Chart and figure data

— START —

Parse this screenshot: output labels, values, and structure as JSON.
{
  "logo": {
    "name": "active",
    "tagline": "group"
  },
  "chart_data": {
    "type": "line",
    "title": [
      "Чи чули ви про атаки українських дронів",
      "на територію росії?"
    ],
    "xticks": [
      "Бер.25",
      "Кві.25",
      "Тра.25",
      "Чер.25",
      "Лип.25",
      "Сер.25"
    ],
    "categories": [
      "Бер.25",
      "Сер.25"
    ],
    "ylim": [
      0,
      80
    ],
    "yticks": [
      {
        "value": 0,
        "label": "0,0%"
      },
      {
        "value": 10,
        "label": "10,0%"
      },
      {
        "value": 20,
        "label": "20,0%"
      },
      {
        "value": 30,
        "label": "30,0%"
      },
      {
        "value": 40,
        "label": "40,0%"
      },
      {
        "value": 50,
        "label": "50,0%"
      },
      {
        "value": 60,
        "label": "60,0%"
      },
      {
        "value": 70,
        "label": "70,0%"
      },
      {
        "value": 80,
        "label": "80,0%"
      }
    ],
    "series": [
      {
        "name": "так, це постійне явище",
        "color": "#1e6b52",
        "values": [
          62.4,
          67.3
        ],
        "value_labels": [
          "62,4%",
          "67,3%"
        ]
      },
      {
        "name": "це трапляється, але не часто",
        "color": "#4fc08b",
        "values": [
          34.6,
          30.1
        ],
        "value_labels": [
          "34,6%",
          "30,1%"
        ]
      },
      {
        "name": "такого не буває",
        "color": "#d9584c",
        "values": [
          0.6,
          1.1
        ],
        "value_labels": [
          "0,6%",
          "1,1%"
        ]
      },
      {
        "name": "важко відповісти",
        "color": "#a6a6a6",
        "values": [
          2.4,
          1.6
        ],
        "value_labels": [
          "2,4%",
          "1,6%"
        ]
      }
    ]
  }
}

— END —

Lines containing the string "color" are to be selected and copied.

_ANSWER FOR THIS EXERCISE_:
        "color": "#1e6b52",
        "color": "#4fc08b",
        "color": "#d9584c",
        "color": "#a6a6a6",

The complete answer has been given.